-- Data records --
◇ ◇ ◇ ◇

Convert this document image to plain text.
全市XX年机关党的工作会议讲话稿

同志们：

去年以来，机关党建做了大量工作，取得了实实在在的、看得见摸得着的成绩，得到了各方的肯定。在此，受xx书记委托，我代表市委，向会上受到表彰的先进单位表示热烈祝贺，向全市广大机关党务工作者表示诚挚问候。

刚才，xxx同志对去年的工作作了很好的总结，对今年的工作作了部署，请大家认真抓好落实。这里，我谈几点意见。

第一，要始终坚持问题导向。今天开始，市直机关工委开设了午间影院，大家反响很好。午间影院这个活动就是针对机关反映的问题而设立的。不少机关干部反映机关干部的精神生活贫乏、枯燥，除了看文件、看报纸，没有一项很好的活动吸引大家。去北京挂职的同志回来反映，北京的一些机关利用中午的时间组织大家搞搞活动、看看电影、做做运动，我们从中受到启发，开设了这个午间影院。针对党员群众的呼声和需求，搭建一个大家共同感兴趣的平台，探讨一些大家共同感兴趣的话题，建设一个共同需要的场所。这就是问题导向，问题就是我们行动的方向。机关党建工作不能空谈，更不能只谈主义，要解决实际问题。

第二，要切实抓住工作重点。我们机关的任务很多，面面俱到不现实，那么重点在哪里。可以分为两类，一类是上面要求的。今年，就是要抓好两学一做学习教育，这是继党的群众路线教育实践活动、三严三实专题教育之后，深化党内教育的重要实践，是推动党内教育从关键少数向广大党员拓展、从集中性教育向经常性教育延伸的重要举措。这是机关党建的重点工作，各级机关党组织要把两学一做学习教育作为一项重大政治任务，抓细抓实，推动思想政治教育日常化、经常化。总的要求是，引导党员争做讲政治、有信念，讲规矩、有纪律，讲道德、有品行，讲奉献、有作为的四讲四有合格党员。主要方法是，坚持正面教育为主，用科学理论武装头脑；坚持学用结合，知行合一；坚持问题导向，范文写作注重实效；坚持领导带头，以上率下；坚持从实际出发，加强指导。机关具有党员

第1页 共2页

◇ ◇ ◇ ◇

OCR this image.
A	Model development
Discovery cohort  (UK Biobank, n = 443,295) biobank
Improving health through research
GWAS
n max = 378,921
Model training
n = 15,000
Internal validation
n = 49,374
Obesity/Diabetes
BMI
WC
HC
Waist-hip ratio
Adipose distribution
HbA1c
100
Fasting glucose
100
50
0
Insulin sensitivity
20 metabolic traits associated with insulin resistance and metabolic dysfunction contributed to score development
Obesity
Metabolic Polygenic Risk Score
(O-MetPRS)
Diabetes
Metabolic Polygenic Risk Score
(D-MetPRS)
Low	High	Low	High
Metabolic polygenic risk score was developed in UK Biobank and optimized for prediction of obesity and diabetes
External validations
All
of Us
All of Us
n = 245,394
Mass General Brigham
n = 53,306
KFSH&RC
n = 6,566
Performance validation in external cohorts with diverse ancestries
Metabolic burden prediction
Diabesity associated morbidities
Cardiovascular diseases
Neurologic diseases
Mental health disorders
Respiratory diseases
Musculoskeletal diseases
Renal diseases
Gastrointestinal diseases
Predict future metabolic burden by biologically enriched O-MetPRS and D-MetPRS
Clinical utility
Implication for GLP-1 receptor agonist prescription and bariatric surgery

◇ ◇ ◇ ◇

-- WHAT IS ASKED --
Above are the records; copy every line in them that holds the word "prediction".

-- EXERCISE ANSWER --
Metabolic polygenic risk score was developed in UK Biobank and optimized for prediction of obesity and diabetes
Metabolic burden prediction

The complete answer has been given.